WHAT YOU ARE ASKED TO DO:
Please print every record below exactly as it appears.

[Saved entries]
--------------------

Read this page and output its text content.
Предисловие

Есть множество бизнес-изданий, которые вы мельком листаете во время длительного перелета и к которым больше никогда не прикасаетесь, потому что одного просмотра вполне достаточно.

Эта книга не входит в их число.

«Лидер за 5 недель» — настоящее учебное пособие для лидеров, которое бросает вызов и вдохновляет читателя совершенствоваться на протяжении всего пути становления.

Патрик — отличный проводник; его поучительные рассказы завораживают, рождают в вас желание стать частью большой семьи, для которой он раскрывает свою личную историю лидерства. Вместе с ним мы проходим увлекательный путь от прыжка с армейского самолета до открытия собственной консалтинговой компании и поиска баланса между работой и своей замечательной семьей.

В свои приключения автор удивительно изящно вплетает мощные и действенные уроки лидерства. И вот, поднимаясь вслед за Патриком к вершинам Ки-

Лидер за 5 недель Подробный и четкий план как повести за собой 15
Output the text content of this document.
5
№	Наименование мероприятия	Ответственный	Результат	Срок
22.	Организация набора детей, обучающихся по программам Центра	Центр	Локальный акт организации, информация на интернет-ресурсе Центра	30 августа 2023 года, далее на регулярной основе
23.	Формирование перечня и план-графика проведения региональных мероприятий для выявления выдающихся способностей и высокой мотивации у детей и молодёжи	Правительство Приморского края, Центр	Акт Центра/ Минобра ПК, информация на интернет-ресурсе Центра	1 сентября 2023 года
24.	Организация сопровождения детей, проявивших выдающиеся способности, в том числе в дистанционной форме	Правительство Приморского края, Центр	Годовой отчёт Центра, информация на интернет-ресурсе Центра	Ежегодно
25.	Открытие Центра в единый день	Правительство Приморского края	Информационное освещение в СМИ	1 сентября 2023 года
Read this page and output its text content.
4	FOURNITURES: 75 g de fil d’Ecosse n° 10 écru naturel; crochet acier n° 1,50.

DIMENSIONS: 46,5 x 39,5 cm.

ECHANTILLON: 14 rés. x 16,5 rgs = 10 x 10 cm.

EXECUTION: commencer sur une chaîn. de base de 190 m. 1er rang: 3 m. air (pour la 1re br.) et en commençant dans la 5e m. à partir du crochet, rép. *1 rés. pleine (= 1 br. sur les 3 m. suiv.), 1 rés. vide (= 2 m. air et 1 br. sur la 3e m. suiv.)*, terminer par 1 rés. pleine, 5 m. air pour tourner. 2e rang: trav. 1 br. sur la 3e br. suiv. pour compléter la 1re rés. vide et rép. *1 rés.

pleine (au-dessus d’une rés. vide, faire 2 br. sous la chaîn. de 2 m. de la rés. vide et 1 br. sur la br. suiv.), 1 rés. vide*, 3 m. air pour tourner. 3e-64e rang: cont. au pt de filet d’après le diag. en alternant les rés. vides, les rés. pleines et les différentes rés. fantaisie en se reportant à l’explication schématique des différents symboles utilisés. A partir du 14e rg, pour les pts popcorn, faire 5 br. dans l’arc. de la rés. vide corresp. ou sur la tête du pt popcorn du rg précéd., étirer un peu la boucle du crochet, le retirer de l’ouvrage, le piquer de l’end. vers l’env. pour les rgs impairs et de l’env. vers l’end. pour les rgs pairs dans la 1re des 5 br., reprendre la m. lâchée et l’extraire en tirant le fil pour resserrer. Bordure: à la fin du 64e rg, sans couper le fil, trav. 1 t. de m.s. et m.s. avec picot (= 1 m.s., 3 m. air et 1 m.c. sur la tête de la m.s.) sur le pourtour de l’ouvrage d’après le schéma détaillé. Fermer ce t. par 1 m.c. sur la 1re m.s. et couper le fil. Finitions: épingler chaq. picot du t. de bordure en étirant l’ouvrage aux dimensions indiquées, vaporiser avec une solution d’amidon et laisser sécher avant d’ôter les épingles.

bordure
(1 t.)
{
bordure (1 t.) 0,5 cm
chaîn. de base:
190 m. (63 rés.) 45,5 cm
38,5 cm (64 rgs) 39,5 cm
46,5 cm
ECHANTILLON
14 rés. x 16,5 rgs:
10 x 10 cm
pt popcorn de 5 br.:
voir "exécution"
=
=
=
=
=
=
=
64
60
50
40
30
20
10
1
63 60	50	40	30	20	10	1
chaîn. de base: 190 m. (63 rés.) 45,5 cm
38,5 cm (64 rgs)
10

--------------------

WRITTEN SOLUTION:
Read this page and output its text content.
Предисловие

Есть множество бизнес-изданий, которые вы мельком листаете во время длительного перелета и к которым больше никогда не прикасаетесь, потому что одного просмотра вполне достаточно.

Эта книга не входит в их число.

«Лидер за 5 недель» — настоящее учебное пособие для лидеров, которое бросает вызов и вдохновляет читателя совершенствоваться на протяжении всего пути становления.

Патрик — отличный проводник; его поучительные рассказы завораживают, рождают в вас желание стать частью большой семьи, для которой он раскрывает свою личную историю лидерства. Вместе с ним мы проходим увлекательный путь от прыжка с армейского самолета до открытия собственной консалтинговой компании и поиска баланса между работой и своей замечательной семьей.

В свои приключения автор удивительно изящно вплетает мощные и действенные уроки лидерства. И вот, поднимаясь вслед за Патриком к вершинам Ки-

Лидер за 5 недель Подробный и четкий план как повести за собой 15
Output the text content of this document.
5
№	Наименование мероприятия	Ответственный	Результат	Срок
22.	Организация набора детей, обучающихся по программам Центра	Центр	Локальный акт организации, информация на интернет-ресурсе Центра	30 августа 2023 года, далее на регулярной основе
23.	Формирование перечня и план-графика проведения региональных мероприятий для выявления выдающихся способностей и высокой мотивации у детей и молодёжи	Правительство Приморского края, Центр	Акт Центра/ Минобра ПК, информация на интернет-ресурсе Центра	1 сентября 2023 года
24.	Организация сопровождения детей, проявивших выдающиеся способности, в том числе в дистанционной форме	Правительство Приморского края, Центр	Годовой отчёт Центра, информация на интернет-ресурсе Центра	Ежегодно
25.	Открытие Центра в единый день	Правительство Приморского края	Информационное освещение в СМИ	1 сентября 2023 года
Read this page and output its text content.
4	FOURNITURES: 75 g de fil d’Ecosse n° 10 écru naturel; crochet acier n° 1,50.

DIMENSIONS: 46,5 x 39,5 cm.

ECHANTILLON: 14 rés. x 16,5 rgs = 10 x 10 cm.

EXECUTION: commencer sur une chaîn. de base de 190 m. 1er rang: 3 m. air (pour la 1re br.) et en commençant dans la 5e m. à partir du crochet, rép. *1 rés. pleine (= 1 br. sur les 3 m. suiv.), 1 rés. vide (= 2 m. air et 1 br. sur la 3e m. suiv.)*, terminer par 1 rés. pleine, 5 m. air pour tourner. 2e rang: trav. 1 br. sur la 3e br. suiv. pour compléter la 1re rés. vide et rép. *1 rés.

pleine (au-dessus d’une rés. vide, faire 2 br. sous la chaîn. de 2 m. de la rés. vide et 1 br. sur la br. suiv.), 1 rés. vide*, 3 m. air pour tourner. 3e-64e rang: cont. au pt de filet d’après le diag. en alternant les rés. vides, les rés. pleines et les différentes rés. fantaisie en se reportant à l’explication schématique des différents symboles utilisés. A partir du 14e rg, pour les pts popcorn, faire 5 br. dans l’arc. de la rés. vide corresp. ou sur la tête du pt popcorn du rg précéd., étirer un peu la boucle du crochet, le retirer de l’ouvrage, le piquer de l’end. vers l’env. pour les rgs impairs et de l’env. vers l’end. pour les rgs pairs dans la 1re des 5 br., reprendre la m. lâchée et l’extraire en tirant le fil pour resserrer. Bordure: à la fin du 64e rg, sans couper le fil, trav. 1 t. de m.s. et m.s. avec picot (= 1 m.s., 3 m. air et 1 m.c. sur la tête de la m.s.) sur le pourtour de l’ouvrage d’après le schéma détaillé. Fermer ce t. par 1 m.c. sur la 1re m.s. et couper le fil. Finitions: épingler chaq. picot du t. de bordure en étirant l’ouvrage aux dimensions indiquées, vaporiser avec une solution d’amidon et laisser sécher avant d’ôter les épingles.

bordure
(1 t.)
{
bordure (1 t.) 0,5 cm
chaîn. de base:
190 m. (63 rés.) 45,5 cm
38,5 cm (64 rgs) 39,5 cm
46,5 cm
ECHANTILLON
14 rés. x 16,5 rgs:
10 x 10 cm
pt popcorn de 5 br.:
voir "exécution"
=
=
=
=
=
=
=
64
60
50
40
30
20
10
1
63 60	50	40	30	20	10	1
chaîn. de base: 190 m. (63 rés.) 45,5 cm
38,5 cm (64 rgs)
10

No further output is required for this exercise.